## begin
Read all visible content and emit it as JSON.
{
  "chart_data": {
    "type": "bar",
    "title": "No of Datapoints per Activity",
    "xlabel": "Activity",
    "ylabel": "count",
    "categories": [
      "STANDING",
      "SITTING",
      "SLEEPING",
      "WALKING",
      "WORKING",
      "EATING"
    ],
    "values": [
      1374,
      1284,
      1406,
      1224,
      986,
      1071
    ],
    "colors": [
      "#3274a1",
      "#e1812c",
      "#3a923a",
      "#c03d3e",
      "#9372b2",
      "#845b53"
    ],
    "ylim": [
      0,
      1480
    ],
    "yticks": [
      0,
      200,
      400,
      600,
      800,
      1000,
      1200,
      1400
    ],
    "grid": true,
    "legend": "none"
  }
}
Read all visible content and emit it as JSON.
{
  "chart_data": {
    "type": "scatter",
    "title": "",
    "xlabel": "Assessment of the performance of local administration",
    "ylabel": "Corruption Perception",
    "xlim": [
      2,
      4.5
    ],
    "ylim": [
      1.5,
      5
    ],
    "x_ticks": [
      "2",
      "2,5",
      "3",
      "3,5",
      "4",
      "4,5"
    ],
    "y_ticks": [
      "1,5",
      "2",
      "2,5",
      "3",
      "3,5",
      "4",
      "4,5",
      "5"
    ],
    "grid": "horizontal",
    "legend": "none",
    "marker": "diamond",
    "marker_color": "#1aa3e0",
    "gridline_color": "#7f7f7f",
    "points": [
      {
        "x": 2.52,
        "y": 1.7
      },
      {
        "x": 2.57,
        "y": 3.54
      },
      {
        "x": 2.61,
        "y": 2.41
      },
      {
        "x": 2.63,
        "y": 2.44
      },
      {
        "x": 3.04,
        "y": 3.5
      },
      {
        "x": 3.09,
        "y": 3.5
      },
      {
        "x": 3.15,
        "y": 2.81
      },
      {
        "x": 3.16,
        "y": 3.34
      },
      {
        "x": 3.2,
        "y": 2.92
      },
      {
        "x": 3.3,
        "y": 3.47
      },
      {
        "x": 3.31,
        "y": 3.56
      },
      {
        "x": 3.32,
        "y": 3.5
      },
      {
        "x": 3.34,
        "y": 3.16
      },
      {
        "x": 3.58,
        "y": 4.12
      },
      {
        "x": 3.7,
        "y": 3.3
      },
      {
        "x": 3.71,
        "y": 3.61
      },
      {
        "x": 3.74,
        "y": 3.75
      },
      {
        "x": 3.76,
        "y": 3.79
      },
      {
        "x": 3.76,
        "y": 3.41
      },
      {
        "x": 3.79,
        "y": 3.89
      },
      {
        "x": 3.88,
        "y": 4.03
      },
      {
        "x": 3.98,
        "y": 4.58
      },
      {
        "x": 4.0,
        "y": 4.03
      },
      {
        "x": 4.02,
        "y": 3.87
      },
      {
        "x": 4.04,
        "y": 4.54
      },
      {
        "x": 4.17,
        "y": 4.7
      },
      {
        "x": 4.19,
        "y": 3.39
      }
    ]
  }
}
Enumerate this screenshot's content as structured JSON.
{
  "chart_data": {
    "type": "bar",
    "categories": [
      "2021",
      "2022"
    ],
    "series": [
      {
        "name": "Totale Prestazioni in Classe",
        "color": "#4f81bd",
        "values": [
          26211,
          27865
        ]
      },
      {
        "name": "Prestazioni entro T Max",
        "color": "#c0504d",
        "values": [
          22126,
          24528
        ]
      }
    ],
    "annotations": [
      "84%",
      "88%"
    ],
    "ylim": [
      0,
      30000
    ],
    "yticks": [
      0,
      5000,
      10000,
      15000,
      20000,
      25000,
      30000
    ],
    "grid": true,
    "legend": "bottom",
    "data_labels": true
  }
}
## end
Copy every line of the entries above in which "ylabel" occurs.

    "ylabel": "count",
    "ylabel": "Corruption Perception",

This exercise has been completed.